● **TO BE DONE**: Using the data below, copy every line that contains the word "Link".

====

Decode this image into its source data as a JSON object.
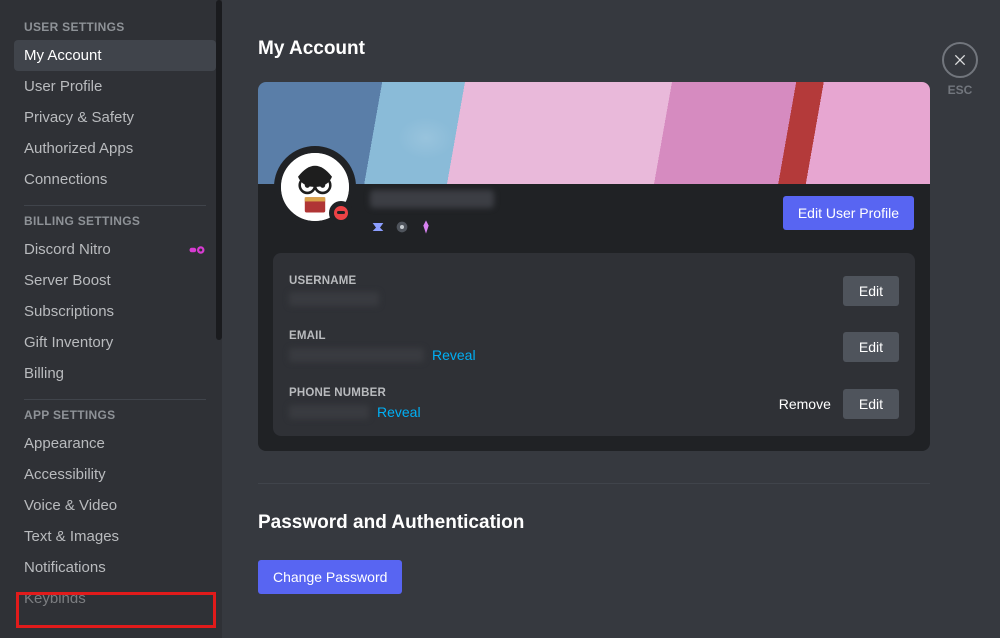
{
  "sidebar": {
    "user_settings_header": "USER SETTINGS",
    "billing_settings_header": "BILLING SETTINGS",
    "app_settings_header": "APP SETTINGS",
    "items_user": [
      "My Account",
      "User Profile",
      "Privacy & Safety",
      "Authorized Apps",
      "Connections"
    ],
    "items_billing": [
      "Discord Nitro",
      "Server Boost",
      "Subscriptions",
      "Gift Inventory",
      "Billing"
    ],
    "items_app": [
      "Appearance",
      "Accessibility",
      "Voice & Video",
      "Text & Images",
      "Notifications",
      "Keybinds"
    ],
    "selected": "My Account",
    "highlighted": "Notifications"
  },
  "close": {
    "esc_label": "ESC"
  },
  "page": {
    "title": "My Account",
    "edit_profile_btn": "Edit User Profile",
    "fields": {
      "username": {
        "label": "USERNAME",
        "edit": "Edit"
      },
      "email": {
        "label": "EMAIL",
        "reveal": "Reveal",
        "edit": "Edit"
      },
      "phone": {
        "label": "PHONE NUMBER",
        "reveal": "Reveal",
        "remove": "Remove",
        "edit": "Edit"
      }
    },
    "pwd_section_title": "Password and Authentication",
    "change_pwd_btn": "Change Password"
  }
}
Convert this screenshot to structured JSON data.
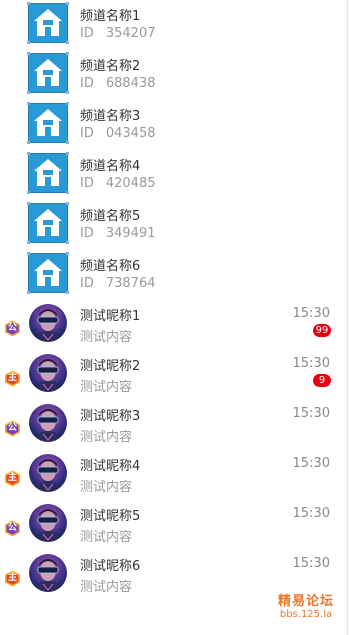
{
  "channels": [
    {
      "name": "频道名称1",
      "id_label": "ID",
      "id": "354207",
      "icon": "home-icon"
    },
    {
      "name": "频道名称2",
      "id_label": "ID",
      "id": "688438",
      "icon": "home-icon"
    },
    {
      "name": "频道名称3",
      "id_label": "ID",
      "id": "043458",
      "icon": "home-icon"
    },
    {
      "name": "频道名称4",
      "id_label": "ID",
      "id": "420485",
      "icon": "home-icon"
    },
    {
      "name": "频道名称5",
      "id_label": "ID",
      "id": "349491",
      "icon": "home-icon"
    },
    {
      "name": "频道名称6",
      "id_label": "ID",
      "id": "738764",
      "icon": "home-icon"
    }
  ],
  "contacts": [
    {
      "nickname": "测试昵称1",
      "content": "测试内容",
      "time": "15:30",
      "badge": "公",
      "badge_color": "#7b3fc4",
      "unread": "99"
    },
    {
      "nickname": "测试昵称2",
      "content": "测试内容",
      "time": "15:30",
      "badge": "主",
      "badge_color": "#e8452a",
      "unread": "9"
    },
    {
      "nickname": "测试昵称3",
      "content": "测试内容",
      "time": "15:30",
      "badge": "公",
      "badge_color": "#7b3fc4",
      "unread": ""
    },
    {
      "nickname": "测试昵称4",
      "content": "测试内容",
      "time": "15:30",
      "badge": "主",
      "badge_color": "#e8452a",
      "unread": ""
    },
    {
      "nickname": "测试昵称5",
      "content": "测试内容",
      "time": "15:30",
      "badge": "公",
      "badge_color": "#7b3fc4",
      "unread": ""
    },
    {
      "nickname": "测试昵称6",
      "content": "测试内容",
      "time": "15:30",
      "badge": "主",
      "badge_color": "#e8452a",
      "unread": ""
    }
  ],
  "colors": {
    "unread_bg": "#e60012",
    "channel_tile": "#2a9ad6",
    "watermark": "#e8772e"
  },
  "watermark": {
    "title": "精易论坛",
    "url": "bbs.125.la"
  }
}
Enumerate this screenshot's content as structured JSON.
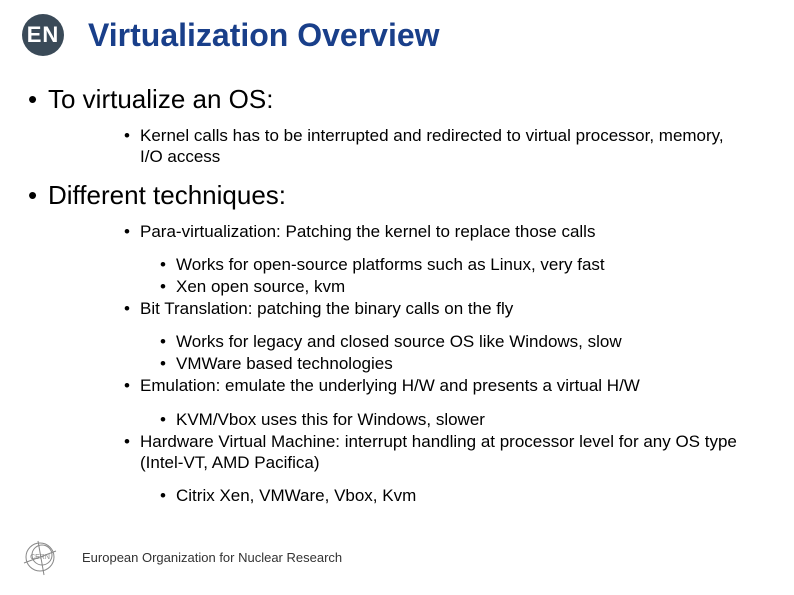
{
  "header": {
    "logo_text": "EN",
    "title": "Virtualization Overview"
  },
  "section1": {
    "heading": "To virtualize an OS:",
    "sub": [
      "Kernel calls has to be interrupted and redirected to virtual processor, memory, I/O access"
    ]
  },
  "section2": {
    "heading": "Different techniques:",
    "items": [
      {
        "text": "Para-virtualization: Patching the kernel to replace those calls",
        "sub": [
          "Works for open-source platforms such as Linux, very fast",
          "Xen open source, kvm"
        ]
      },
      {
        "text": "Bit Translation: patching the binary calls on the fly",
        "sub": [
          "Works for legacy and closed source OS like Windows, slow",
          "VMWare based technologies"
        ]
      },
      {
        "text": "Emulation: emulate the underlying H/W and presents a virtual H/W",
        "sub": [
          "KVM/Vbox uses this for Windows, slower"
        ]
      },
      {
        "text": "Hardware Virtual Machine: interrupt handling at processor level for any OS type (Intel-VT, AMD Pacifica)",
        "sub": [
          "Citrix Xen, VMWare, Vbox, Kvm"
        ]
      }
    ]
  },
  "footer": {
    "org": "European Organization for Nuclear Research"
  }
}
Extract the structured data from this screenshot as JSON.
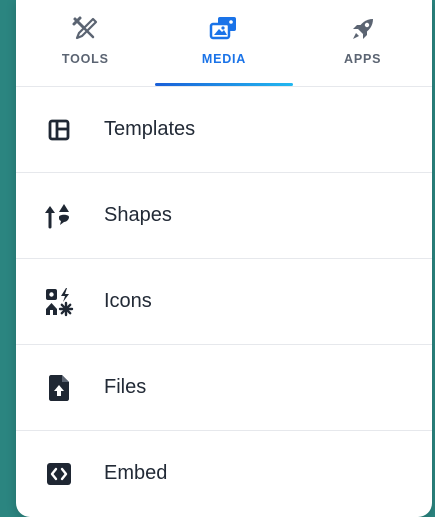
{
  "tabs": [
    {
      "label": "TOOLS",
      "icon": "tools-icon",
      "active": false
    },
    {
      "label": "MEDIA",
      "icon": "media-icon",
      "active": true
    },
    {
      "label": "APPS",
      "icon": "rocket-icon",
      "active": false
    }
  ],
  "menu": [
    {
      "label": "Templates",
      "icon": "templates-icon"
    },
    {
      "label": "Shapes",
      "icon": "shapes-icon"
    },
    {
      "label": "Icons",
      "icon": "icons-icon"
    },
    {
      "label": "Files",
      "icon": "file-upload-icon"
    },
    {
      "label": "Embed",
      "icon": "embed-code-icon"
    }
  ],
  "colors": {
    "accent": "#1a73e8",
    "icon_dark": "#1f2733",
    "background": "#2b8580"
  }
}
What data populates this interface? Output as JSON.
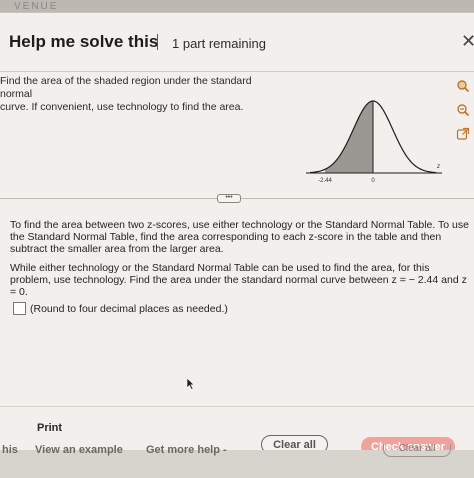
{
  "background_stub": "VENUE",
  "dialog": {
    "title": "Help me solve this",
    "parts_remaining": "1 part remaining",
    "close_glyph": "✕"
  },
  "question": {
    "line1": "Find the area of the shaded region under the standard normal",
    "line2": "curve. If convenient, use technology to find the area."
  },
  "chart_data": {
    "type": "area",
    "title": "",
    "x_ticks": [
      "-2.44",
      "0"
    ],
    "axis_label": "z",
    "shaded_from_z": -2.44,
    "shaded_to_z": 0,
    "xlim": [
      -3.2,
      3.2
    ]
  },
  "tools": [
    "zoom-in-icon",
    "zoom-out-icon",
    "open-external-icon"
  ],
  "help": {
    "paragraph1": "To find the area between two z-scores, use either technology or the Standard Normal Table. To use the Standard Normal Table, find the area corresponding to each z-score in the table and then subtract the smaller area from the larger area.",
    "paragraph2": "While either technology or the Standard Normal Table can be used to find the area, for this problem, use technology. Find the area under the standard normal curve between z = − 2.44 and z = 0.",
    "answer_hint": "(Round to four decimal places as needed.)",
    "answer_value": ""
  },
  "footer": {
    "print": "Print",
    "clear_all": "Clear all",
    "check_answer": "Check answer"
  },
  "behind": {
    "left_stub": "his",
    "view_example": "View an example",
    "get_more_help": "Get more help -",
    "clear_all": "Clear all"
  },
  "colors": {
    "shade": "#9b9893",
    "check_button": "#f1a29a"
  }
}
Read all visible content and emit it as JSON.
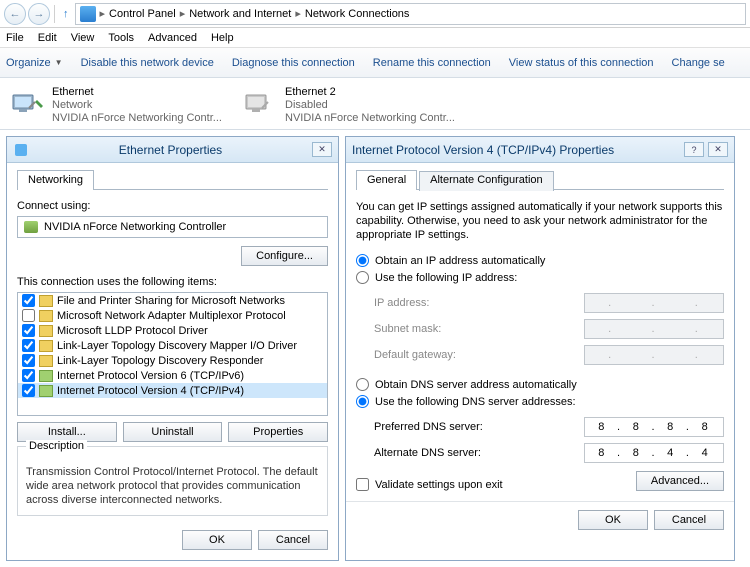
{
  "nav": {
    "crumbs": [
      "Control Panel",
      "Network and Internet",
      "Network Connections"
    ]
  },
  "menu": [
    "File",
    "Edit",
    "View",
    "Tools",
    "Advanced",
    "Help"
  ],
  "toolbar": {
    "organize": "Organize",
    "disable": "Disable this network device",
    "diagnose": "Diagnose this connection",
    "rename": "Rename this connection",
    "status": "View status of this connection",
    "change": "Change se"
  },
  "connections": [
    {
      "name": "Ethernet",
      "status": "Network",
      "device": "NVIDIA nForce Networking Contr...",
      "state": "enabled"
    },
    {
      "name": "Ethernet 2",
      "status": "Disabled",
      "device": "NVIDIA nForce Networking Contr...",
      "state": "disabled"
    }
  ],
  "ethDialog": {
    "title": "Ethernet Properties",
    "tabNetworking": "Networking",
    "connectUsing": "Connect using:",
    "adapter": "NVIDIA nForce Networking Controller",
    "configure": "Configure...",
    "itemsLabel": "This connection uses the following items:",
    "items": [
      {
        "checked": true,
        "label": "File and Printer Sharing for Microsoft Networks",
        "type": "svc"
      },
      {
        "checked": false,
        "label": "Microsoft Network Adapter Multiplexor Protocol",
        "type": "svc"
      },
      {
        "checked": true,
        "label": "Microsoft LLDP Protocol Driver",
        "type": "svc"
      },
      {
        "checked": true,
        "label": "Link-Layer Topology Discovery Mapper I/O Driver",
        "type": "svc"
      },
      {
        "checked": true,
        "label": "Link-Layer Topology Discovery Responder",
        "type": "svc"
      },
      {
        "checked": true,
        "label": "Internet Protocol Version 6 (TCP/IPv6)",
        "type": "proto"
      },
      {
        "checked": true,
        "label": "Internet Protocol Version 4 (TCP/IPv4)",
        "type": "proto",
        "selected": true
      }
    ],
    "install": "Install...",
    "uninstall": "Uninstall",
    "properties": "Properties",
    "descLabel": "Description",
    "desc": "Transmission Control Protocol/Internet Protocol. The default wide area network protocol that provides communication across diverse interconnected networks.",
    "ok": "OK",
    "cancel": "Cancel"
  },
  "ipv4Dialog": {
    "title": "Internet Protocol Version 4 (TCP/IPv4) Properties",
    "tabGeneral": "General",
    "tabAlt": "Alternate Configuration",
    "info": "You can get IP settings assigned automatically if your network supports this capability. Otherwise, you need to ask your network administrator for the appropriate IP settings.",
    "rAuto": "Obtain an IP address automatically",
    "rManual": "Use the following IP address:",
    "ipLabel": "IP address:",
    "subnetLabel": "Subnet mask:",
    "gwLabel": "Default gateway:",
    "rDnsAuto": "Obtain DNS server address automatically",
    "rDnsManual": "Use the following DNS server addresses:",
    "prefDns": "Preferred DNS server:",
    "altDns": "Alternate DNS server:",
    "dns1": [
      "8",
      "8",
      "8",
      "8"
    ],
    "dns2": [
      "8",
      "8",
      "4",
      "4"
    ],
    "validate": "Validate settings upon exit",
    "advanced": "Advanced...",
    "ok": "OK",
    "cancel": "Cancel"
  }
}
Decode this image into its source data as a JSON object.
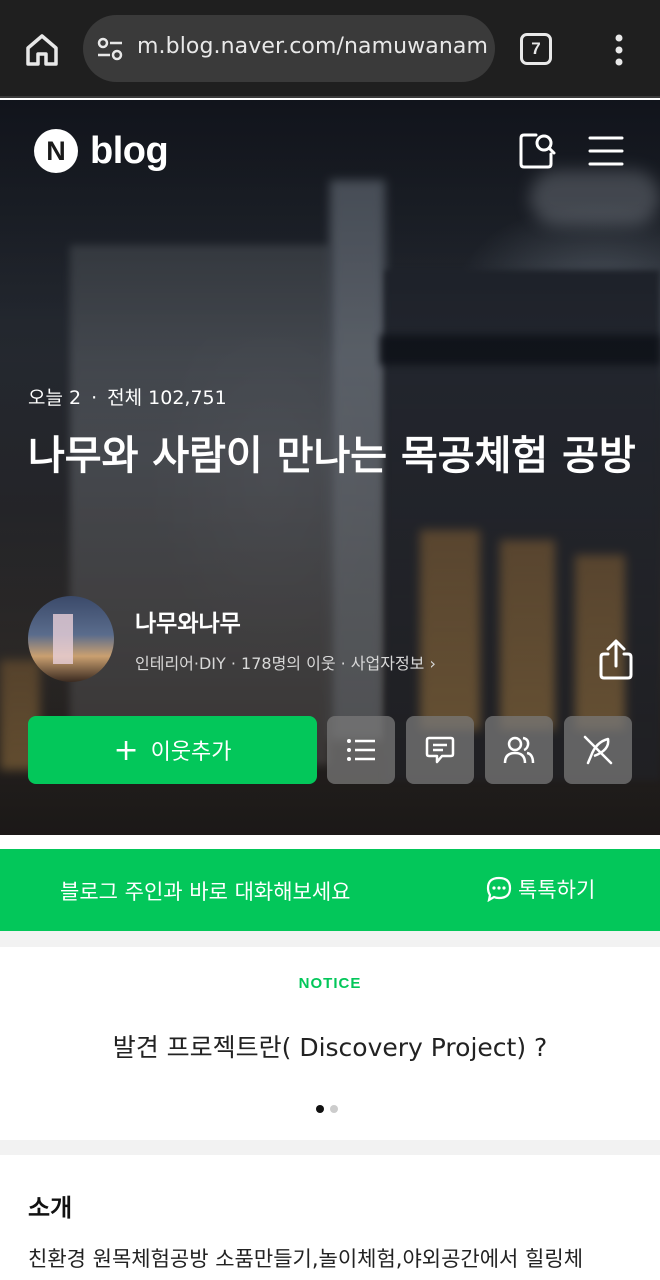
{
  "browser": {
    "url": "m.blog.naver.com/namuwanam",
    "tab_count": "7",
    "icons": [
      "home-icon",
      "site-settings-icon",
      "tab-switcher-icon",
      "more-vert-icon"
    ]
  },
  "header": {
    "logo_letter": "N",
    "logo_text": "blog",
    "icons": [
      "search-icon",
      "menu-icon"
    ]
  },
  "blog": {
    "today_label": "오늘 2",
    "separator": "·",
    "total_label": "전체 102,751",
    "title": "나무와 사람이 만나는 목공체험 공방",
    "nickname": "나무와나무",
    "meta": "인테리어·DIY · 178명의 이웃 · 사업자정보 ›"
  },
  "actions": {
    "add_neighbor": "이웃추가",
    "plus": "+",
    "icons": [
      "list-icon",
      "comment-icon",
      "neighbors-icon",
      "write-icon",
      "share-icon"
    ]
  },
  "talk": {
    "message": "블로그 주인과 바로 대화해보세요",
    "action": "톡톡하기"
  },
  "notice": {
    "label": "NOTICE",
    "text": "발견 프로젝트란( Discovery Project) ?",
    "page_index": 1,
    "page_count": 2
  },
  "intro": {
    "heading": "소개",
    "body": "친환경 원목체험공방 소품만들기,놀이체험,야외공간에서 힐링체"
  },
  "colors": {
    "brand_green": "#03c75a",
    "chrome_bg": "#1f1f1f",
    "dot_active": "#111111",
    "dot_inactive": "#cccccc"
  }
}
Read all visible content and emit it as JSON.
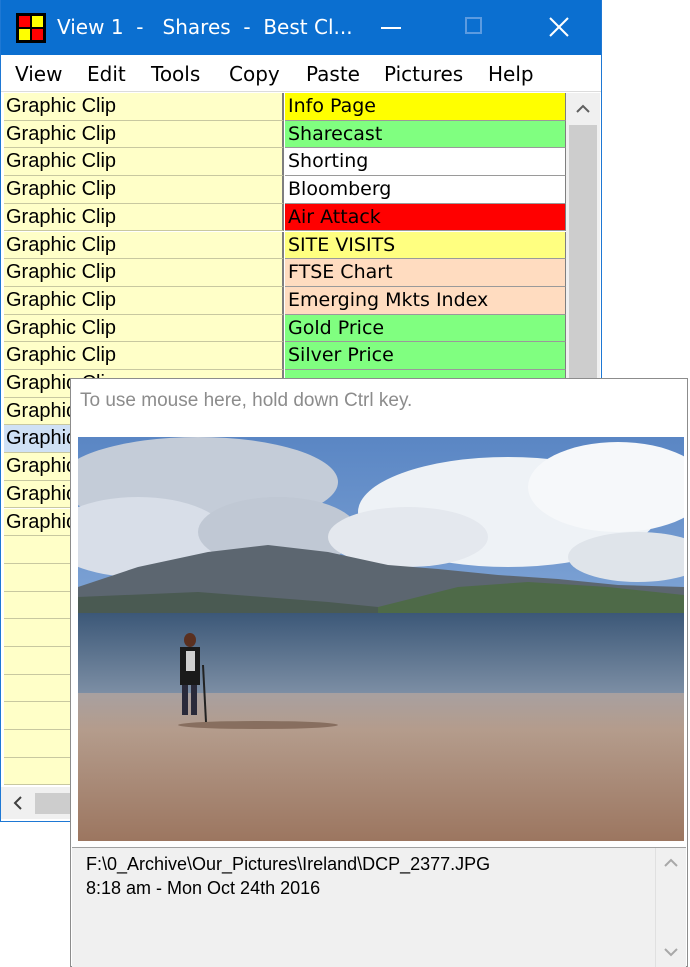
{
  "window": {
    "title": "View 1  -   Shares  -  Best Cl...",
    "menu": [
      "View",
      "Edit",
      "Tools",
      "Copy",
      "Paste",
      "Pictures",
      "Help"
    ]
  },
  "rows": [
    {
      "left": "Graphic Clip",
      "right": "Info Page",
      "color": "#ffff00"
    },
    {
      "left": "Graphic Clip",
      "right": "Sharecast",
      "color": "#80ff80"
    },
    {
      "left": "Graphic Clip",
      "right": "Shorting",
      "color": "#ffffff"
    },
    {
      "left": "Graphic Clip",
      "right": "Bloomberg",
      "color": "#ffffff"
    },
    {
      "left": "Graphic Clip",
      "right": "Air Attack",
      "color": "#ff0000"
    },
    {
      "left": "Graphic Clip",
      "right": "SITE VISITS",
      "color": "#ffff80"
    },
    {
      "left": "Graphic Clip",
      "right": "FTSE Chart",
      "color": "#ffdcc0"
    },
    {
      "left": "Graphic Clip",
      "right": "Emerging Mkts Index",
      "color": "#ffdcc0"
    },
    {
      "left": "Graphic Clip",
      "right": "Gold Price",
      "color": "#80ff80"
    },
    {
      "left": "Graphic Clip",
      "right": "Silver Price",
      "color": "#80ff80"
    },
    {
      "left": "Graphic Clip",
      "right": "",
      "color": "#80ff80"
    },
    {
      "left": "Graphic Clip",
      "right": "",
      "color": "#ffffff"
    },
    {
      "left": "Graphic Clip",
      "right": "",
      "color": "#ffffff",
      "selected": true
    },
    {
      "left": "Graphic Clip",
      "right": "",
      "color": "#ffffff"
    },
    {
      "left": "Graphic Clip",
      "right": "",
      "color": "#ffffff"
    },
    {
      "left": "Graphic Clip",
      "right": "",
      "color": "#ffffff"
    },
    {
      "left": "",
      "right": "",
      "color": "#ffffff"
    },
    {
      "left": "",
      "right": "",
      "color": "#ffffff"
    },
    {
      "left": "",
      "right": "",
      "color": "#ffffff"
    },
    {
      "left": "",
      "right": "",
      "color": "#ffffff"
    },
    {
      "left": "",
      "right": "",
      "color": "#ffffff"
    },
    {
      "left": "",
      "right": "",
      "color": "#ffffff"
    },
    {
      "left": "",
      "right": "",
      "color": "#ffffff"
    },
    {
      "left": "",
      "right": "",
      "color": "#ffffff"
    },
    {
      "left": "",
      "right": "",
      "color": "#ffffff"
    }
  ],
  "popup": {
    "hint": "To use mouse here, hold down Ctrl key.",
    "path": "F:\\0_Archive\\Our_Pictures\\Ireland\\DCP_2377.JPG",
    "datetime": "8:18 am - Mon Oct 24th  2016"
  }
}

====

● **EXPECTED OUTPUT**:
        "label": "Link-Layer Topology Discovery Mapper I/O Driver",
        "label": "Link-Layer Topology Discovery Responder",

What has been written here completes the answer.